▸ GIVEN RECORDS:
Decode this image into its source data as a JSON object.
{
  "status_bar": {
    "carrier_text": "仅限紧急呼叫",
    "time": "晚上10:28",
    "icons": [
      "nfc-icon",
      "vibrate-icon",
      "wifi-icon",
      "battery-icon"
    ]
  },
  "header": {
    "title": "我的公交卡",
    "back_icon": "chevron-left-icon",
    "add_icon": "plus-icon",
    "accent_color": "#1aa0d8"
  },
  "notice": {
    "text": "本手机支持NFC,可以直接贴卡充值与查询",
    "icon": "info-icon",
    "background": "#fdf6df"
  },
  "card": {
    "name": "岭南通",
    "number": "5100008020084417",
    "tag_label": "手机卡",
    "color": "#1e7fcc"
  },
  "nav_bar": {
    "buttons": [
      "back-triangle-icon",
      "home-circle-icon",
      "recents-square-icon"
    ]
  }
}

▸ WRITTEN INSTRUCTION: Reproduce the listing shown above in its entirety, exactly.

▸ ANSWER FOR THIS EXERCISE:
Decode this image into its source data as a JSON object.
{
  "status_bar": {
    "carrier_text": "仅限紧急呼叫",
    "time": "晚上10:28",
    "icons": [
      "nfc-icon",
      "vibrate-icon",
      "wifi-icon",
      "battery-icon"
    ]
  },
  "header": {
    "title": "我的公交卡",
    "back_icon": "chevron-left-icon",
    "add_icon": "plus-icon",
    "accent_color": "#1aa0d8"
  },
  "notice": {
    "text": "本手机支持NFC,可以直接贴卡充值与查询",
    "icon": "info-icon",
    "background": "#fdf6df"
  },
  "card": {
    "name": "岭南通",
    "number": "5100008020084417",
    "tag_label": "手机卡",
    "color": "#1e7fcc"
  },
  "nav_bar": {
    "buttons": [
      "back-triangle-icon",
      "home-circle-icon",
      "recents-square-icon"
    ]
  }
}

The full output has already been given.